#### DATASET ROWS ####

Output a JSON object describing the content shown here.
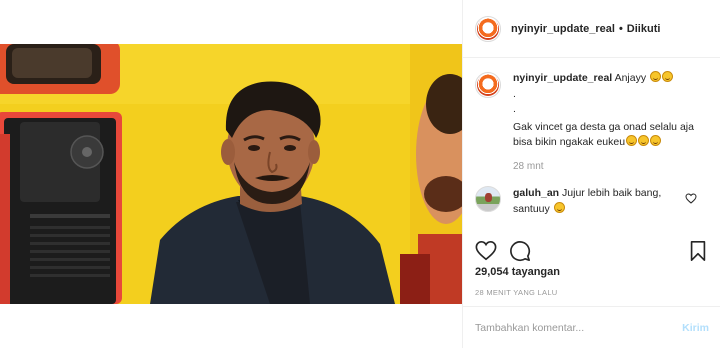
{
  "header": {
    "username": "nyinyir_update_real",
    "separator": "•",
    "follow_status": "Diikuti"
  },
  "caption": {
    "username": "nyinyir_update_real",
    "line1": "Anjayy",
    "line2": ".",
    "line3": ".",
    "line4": "Gak vincet ga desta ga onad selalu aja bisa bikin ngakak eukeu",
    "time": "28 mnt"
  },
  "reply": {
    "username": "galuh_an",
    "text": "Jujur lebih baik bang, santuuy"
  },
  "stats": {
    "views": "29,054 tayangan",
    "posted": "28 MENIT YANG LALU"
  },
  "composer": {
    "placeholder": "Tambahkan komentar...",
    "post_label": "Kirim"
  },
  "icons": {
    "like": "heart-icon",
    "comment": "comment-bubble-icon",
    "save": "bookmark-icon",
    "reply_like": "small-heart-icon"
  },
  "colors": {
    "text": "#262626",
    "muted": "#999999",
    "border": "#efefef",
    "post_button_disabled": "#b2dffc",
    "video_background": "#f3cf1e"
  }
}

####

Except for the pictures, copy every line of the records above exactly.

## OUTPUT BELOW
Output a JSON object describing the content shown here.
{
  "header": {
    "username": "nyinyir_update_real",
    "separator": "•",
    "follow_status": "Diikuti"
  },
  "caption": {
    "username": "nyinyir_update_real",
    "line1": "Anjayy",
    "line2": ".",
    "line3": ".",
    "line4": "Gak vincet ga desta ga onad selalu aja bisa bikin ngakak eukeu",
    "time": "28 mnt"
  },
  "reply": {
    "username": "galuh_an",
    "text": "Jujur lebih baik bang, santuuy"
  },
  "stats": {
    "views": "29,054 tayangan",
    "posted": "28 MENIT YANG LALU"
  },
  "composer": {
    "placeholder": "Tambahkan komentar...",
    "post_label": "Kirim"
  },
  "icons": {
    "like": "heart-icon",
    "comment": "comment-bubble-icon",
    "save": "bookmark-icon",
    "reply_like": "small-heart-icon"
  },
  "colors": {
    "text": "#262626",
    "muted": "#999999",
    "border": "#efefef",
    "post_button_disabled": "#b2dffc",
    "video_background": "#f3cf1e"
  }
}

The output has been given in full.